***** DATASET

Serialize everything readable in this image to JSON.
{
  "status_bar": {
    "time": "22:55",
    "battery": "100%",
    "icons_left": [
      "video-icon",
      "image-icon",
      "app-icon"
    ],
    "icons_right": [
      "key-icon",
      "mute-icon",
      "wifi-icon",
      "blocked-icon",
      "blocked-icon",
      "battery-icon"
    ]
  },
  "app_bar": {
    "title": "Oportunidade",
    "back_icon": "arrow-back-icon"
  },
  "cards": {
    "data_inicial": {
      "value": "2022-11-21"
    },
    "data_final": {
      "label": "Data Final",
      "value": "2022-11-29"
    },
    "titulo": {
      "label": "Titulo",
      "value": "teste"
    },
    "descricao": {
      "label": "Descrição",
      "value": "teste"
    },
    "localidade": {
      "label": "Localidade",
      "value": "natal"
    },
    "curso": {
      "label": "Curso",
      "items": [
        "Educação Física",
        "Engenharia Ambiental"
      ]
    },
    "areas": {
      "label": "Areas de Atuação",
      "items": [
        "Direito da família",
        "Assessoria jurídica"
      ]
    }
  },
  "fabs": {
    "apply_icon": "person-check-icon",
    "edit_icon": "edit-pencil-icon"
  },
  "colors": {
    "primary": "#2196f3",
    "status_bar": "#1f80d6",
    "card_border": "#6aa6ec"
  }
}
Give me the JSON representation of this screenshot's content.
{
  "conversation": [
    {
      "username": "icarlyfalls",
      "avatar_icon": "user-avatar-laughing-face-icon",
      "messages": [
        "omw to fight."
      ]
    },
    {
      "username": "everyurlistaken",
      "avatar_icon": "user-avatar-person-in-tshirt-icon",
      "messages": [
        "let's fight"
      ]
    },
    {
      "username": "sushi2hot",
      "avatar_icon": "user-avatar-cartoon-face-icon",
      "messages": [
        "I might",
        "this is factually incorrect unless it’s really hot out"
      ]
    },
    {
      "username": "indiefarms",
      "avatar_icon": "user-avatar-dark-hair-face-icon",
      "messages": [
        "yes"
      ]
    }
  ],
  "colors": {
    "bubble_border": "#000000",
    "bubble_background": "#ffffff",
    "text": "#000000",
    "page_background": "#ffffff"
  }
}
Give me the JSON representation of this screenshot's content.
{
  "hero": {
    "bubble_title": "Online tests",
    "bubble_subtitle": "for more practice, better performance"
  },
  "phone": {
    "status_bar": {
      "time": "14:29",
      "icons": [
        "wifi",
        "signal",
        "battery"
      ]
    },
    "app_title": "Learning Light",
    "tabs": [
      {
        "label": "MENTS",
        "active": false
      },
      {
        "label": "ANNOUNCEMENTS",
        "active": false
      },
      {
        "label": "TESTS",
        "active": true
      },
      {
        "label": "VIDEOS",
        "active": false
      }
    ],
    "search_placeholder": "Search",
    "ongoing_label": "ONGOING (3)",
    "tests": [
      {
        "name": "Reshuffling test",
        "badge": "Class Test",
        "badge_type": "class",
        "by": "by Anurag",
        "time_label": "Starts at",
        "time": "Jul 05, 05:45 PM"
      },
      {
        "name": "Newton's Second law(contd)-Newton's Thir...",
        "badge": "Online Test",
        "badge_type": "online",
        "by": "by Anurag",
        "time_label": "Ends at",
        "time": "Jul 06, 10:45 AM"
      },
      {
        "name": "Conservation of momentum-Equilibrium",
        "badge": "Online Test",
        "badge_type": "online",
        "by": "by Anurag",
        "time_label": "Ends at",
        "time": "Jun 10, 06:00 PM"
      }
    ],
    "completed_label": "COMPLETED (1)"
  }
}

**********

Determine how many lines in the records contain "username", and reply with the number only.

4